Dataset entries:
%%
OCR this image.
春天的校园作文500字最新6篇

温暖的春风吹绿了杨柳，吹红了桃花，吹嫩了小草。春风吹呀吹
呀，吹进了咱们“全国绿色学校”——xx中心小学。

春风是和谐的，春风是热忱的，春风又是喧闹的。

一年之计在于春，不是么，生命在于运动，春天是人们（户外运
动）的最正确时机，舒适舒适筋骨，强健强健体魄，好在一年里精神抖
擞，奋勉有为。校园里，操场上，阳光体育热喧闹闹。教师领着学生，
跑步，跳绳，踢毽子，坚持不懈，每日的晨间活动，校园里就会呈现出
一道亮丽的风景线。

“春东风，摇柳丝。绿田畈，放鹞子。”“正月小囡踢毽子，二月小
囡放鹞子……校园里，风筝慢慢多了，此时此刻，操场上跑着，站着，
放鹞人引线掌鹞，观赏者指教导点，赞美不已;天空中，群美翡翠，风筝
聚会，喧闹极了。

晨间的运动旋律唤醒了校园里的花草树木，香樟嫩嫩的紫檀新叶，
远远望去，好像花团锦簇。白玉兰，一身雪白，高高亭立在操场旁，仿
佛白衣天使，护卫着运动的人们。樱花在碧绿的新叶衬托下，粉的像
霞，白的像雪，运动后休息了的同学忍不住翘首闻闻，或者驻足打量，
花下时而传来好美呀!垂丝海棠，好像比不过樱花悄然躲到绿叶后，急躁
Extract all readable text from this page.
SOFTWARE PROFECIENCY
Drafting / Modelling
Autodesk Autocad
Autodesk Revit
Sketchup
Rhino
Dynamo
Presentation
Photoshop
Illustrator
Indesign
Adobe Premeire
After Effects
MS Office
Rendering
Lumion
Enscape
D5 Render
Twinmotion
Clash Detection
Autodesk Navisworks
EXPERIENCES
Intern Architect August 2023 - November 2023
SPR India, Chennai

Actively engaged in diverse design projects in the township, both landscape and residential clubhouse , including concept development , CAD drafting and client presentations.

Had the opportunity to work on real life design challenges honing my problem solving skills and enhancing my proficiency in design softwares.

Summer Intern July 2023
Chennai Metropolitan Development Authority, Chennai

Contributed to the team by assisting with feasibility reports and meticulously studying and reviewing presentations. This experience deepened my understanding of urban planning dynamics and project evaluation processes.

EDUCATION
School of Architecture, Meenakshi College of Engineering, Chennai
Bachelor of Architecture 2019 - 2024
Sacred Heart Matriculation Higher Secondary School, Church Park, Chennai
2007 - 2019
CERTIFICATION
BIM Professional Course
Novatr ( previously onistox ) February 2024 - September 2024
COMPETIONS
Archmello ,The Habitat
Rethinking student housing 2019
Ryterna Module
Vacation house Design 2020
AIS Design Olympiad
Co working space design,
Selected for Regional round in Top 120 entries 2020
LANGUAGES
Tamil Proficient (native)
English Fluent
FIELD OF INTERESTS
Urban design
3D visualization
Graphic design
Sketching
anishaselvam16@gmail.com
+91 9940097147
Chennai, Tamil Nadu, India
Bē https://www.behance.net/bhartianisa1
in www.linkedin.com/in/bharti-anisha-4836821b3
%%
Go through the listing above and restate it word for word.

OCR this image.
春天的校园作文500字最新6篇

温暖的春风吹绿了杨柳，吹红了桃花，吹嫩了小草。春风吹呀吹
呀，吹进了咱们“全国绿色学校”——xx中心小学。

春风是和谐的，春风是热忱的，春风又是喧闹的。

一年之计在于春，不是么，生命在于运动，春天是人们（户外运
动）的最正确时机，舒适舒适筋骨，强健强健体魄，好在一年里精神抖
擞，奋勉有为。校园里，操场上，阳光体育热喧闹闹。教师领着学生，
跑步，跳绳，踢毽子，坚持不懈，每日的晨间活动，校园里就会呈现出
一道亮丽的风景线。

“春东风，摇柳丝。绿田畈，放鹞子。”“正月小囡踢毽子，二月小
囡放鹞子……校园里，风筝慢慢多了，此时此刻，操场上跑着，站着，
放鹞人引线掌鹞，观赏者指教导点，赞美不已;天空中，群美翡翠，风筝
聚会，喧闹极了。

晨间的运动旋律唤醒了校园里的花草树木，香樟嫩嫩的紫檀新叶，
远远望去，好像花团锦簇。白玉兰，一身雪白，高高亭立在操场旁，仿
佛白衣天使，护卫着运动的人们。樱花在碧绿的新叶衬托下，粉的像
霞，白的像雪，运动后休息了的同学忍不住翘首闻闻，或者驻足打量，
花下时而传来好美呀!垂丝海棠，好像比不过樱花悄然躲到绿叶后，急躁
Extract all readable text from this page.
SOFTWARE PROFECIENCY
Drafting / Modelling
Autodesk Autocad
Autodesk Revit
Sketchup
Rhino
Dynamo
Presentation
Photoshop
Illustrator
Indesign
Adobe Premeire
After Effects
MS Office
Rendering
Lumion
Enscape
D5 Render
Twinmotion
Clash Detection
Autodesk Navisworks
EXPERIENCES
Intern Architect August 2023 - November 2023
SPR India, Chennai

Actively engaged in diverse design projects in the township, both landscape and residential clubhouse , including concept development , CAD drafting and client presentations.

Had the opportunity to work on real life design challenges honing my problem solving skills and enhancing my proficiency in design softwares.

Summer Intern July 2023
Chennai Metropolitan Development Authority, Chennai

Contributed to the team by assisting with feasibility reports and meticulously studying and reviewing presentations. This experience deepened my understanding of urban planning dynamics and project evaluation processes.

EDUCATION
School of Architecture, Meenakshi College of Engineering, Chennai
Bachelor of Architecture 2019 - 2024
Sacred Heart Matriculation Higher Secondary School, Church Park, Chennai
2007 - 2019
CERTIFICATION
BIM Professional Course
Novatr ( previously onistox ) February 2024 - September 2024
COMPETIONS
Archmello ,The Habitat
Rethinking student housing 2019
Ryterna Module
Vacation house Design 2020
AIS Design Olympiad
Co working space design,
Selected for Regional round in Top 120 entries 2020
LANGUAGES
Tamil Proficient (native)
English Fluent
FIELD OF INTERESTS
Urban design
3D visualization
Graphic design
Sketching
anishaselvam16@gmail.com
+91 9940097147
Chennai, Tamil Nadu, India
Bē https://www.behance.net/bhartianisa1
in www.linkedin.com/in/bharti-anisha-4836821b3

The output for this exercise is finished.